=== Your instructions ===
Output every line of the data exactly as it appears.

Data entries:
● ● ● ● ●

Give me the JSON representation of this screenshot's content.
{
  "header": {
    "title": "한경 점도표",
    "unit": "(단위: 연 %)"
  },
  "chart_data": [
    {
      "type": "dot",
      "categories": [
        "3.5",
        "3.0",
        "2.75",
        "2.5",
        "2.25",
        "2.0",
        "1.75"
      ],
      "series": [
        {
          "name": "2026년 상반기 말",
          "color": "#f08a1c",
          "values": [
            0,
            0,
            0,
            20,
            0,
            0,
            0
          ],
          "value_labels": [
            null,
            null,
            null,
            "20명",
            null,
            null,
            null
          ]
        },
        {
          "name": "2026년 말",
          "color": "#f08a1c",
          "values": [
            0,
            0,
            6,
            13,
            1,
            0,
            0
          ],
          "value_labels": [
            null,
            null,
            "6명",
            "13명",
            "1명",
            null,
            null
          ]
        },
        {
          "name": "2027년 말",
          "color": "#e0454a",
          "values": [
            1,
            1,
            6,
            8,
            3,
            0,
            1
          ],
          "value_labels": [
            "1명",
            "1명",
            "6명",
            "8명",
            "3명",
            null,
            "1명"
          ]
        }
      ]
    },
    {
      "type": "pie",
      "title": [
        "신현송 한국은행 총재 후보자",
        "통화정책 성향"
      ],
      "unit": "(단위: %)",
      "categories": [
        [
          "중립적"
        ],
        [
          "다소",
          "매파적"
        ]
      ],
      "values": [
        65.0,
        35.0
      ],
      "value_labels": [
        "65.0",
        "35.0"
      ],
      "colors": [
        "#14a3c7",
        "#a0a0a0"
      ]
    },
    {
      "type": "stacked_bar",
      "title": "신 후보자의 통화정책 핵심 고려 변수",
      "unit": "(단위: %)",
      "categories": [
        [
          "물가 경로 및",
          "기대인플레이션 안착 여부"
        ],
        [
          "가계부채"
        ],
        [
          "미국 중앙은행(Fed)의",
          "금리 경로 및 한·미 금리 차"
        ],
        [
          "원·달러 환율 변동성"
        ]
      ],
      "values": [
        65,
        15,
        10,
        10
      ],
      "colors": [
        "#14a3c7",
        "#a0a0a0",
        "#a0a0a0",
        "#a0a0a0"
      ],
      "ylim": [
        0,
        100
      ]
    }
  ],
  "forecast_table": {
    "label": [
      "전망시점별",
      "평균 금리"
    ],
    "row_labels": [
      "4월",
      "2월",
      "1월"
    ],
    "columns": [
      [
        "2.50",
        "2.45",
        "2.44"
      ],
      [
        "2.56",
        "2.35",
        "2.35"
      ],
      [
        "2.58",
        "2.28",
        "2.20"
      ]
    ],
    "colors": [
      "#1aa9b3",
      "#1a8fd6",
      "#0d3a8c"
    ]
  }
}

● ● ● ● ●

=== The answer ===
Give me the JSON representation of this screenshot's content.
{
  "header": {
    "title": "한경 점도표",
    "unit": "(단위: 연 %)"
  },
  "chart_data": [
    {
      "type": "dot",
      "categories": [
        "3.5",
        "3.0",
        "2.75",
        "2.5",
        "2.25",
        "2.0",
        "1.75"
      ],
      "series": [
        {
          "name": "2026년 상반기 말",
          "color": "#f08a1c",
          "values": [
            0,
            0,
            0,
            20,
            0,
            0,
            0
          ],
          "value_labels": [
            null,
            null,
            null,
            "20명",
            null,
            null,
            null
          ]
        },
        {
          "name": "2026년 말",
          "color": "#f08a1c",
          "values": [
            0,
            0,
            6,
            13,
            1,
            0,
            0
          ],
          "value_labels": [
            null,
            null,
            "6명",
            "13명",
            "1명",
            null,
            null
          ]
        },
        {
          "name": "2027년 말",
          "color": "#e0454a",
          "values": [
            1,
            1,
            6,
            8,
            3,
            0,
            1
          ],
          "value_labels": [
            "1명",
            "1명",
            "6명",
            "8명",
            "3명",
            null,
            "1명"
          ]
        }
      ]
    },
    {
      "type": "pie",
      "title": [
        "신현송 한국은행 총재 후보자",
        "통화정책 성향"
      ],
      "unit": "(단위: %)",
      "categories": [
        [
          "중립적"
        ],
        [
          "다소",
          "매파적"
        ]
      ],
      "values": [
        65.0,
        35.0
      ],
      "value_labels": [
        "65.0",
        "35.0"
      ],
      "colors": [
        "#14a3c7",
        "#a0a0a0"
      ]
    },
    {
      "type": "stacked_bar",
      "title": "신 후보자의 통화정책 핵심 고려 변수",
      "unit": "(단위: %)",
      "categories": [
        [
          "물가 경로 및",
          "기대인플레이션 안착 여부"
        ],
        [
          "가계부채"
        ],
        [
          "미국 중앙은행(Fed)의",
          "금리 경로 및 한·미 금리 차"
        ],
        [
          "원·달러 환율 변동성"
        ]
      ],
      "values": [
        65,
        15,
        10,
        10
      ],
      "colors": [
        "#14a3c7",
        "#a0a0a0",
        "#a0a0a0",
        "#a0a0a0"
      ],
      "ylim": [
        0,
        100
      ]
    }
  ],
  "forecast_table": {
    "label": [
      "전망시점별",
      "평균 금리"
    ],
    "row_labels": [
      "4월",
      "2월",
      "1월"
    ],
    "columns": [
      [
        "2.50",
        "2.45",
        "2.44"
      ],
      [
        "2.56",
        "2.35",
        "2.35"
      ],
      [
        "2.58",
        "2.28",
        "2.20"
      ]
    ],
    "colors": [
      "#1aa9b3",
      "#1a8fd6",
      "#0d3a8c"
    ]
  }
}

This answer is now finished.